§ Aim: Wherever a line holds the string "this", copy that line.

§ Provided information:

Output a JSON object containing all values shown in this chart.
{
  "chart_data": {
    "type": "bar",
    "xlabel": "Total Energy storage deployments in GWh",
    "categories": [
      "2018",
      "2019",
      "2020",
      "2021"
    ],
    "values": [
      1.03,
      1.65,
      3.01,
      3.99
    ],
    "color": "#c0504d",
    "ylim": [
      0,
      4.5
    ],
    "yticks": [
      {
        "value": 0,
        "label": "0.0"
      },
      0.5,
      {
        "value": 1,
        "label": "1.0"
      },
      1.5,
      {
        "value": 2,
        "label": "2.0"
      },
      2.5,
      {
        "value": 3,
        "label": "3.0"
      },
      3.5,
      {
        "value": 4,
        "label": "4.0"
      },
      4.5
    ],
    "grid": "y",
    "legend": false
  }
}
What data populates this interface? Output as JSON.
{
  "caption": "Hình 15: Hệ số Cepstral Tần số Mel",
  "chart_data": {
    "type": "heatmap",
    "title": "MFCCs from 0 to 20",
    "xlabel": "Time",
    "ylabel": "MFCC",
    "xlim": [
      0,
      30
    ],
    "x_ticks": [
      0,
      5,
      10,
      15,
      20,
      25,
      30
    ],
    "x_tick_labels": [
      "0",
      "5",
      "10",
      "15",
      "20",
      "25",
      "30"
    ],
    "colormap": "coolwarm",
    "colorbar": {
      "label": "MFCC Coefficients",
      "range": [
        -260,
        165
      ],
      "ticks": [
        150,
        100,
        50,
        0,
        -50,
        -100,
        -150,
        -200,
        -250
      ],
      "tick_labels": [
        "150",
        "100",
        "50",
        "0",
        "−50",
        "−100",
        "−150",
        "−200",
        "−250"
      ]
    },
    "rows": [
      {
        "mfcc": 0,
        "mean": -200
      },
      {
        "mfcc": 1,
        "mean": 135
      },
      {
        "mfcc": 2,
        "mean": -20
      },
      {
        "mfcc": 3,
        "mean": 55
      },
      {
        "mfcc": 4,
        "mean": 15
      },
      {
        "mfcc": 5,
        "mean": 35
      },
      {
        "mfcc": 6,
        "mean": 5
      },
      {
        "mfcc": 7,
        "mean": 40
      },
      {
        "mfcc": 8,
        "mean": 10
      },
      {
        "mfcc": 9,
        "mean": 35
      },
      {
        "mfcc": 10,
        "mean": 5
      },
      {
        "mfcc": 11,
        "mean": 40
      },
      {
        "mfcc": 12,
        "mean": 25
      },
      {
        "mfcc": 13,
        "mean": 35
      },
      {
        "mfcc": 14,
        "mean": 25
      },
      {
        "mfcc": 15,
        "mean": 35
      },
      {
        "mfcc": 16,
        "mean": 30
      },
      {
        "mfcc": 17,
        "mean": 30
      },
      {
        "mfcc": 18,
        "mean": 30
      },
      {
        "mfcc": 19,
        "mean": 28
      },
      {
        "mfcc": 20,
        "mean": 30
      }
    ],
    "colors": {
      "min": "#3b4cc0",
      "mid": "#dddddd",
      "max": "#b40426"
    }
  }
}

§ Final result:
Output a JSON object containing all values shown in this chart.
What data populates this interface? Output as JSON.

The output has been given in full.